- Your objective
Print all the records exactly, please.

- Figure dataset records
— Begin —

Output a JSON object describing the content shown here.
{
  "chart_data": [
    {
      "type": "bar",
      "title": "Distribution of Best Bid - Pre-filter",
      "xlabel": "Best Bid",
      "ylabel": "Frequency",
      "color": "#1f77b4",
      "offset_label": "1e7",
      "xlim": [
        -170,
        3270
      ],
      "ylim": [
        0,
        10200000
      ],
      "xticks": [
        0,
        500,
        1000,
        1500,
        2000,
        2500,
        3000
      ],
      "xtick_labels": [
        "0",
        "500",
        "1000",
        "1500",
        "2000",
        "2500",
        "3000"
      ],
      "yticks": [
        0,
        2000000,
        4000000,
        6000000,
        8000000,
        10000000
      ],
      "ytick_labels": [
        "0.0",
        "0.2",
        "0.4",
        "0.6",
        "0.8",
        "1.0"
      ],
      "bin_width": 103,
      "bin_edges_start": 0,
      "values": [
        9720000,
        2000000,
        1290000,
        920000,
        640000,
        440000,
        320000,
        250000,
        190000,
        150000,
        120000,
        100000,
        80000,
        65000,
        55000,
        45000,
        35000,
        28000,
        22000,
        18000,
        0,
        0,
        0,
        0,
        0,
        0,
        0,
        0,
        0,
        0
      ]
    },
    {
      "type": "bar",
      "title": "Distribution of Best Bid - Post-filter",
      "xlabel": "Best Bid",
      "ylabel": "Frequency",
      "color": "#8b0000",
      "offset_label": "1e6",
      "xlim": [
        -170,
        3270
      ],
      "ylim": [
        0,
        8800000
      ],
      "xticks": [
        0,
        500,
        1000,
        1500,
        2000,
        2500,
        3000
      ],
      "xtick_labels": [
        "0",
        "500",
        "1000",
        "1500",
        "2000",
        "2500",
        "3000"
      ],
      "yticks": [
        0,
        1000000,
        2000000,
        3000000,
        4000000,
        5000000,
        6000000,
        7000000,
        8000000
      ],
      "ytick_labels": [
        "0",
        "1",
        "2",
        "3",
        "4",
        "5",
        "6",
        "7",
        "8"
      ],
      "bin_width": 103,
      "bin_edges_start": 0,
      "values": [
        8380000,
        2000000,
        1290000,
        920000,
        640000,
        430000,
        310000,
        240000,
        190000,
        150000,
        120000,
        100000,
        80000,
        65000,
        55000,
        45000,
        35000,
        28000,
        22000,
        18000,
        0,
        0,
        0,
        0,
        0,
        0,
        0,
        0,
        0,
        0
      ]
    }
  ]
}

— End —

- Reply
Output a JSON object describing the content shown here.
{
  "chart_data": [
    {
      "type": "bar",
      "title": "Distribution of Best Bid - Pre-filter",
      "xlabel": "Best Bid",
      "ylabel": "Frequency",
      "color": "#1f77b4",
      "offset_label": "1e7",
      "xlim": [
        -170,
        3270
      ],
      "ylim": [
        0,
        10200000
      ],
      "xticks": [
        0,
        500,
        1000,
        1500,
        2000,
        2500,
        3000
      ],
      "xtick_labels": [
        "0",
        "500",
        "1000",
        "1500",
        "2000",
        "2500",
        "3000"
      ],
      "yticks": [
        0,
        2000000,
        4000000,
        6000000,
        8000000,
        10000000
      ],
      "ytick_labels": [
        "0.0",
        "0.2",
        "0.4",
        "0.6",
        "0.8",
        "1.0"
      ],
      "bin_width": 103,
      "bin_edges_start": 0,
      "values": [
        9720000,
        2000000,
        1290000,
        920000,
        640000,
        440000,
        320000,
        250000,
        190000,
        150000,
        120000,
        100000,
        80000,
        65000,
        55000,
        45000,
        35000,
        28000,
        22000,
        18000,
        0,
        0,
        0,
        0,
        0,
        0,
        0,
        0,
        0,
        0
      ]
    },
    {
      "type": "bar",
      "title": "Distribution of Best Bid - Post-filter",
      "xlabel": "Best Bid",
      "ylabel": "Frequency",
      "color": "#8b0000",
      "offset_label": "1e6",
      "xlim": [
        -170,
        3270
      ],
      "ylim": [
        0,
        8800000
      ],
      "xticks": [
        0,
        500,
        1000,
        1500,
        2000,
        2500,
        3000
      ],
      "xtick_labels": [
        "0",
        "500",
        "1000",
        "1500",
        "2000",
        "2500",
        "3000"
      ],
      "yticks": [
        0,
        1000000,
        2000000,
        3000000,
        4000000,
        5000000,
        6000000,
        7000000,
        8000000
      ],
      "ytick_labels": [
        "0",
        "1",
        "2",
        "3",
        "4",
        "5",
        "6",
        "7",
        "8"
      ],
      "bin_width": 103,
      "bin_edges_start": 0,
      "values": [
        8380000,
        2000000,
        1290000,
        920000,
        640000,
        430000,
        310000,
        240000,
        190000,
        150000,
        120000,
        100000,
        80000,
        65000,
        55000,
        45000,
        35000,
        28000,
        22000,
        18000,
        0,
        0,
        0,
        0,
        0,
        0,
        0,
        0,
        0,
        0
      ]
    }
  ]
}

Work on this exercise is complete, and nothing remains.